• **Dataset records**

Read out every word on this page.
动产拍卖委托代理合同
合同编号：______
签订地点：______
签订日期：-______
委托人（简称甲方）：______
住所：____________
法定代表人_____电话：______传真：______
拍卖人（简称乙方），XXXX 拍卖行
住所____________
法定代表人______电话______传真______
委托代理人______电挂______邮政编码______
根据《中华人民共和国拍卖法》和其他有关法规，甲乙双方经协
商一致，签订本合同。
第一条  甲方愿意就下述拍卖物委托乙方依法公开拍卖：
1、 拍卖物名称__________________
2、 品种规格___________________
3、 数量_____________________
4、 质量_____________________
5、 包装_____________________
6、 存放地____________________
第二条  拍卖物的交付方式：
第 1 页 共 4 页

• **Instruction**
Reproduce the data shown above exactly.

• **Task answer**
Read out every word on this page.
动产拍卖委托代理合同
合同编号：______
签订地点：______
签订日期：-______
委托人（简称甲方）：______
住所：____________
法定代表人_____电话：______传真：______
拍卖人（简称乙方），XXXX 拍卖行
住所____________
法定代表人______电话______传真______
委托代理人______电挂______邮政编码______
根据《中华人民共和国拍卖法》和其他有关法规，甲乙双方经协
商一致，签订本合同。
第一条  甲方愿意就下述拍卖物委托乙方依法公开拍卖：
1、 拍卖物名称__________________
2、 品种规格___________________
3、 数量_____________________
4、 质量_____________________
5、 包装_____________________
6、 存放地____________________
第二条  拍卖物的交付方式：
第 1 页 共 4 页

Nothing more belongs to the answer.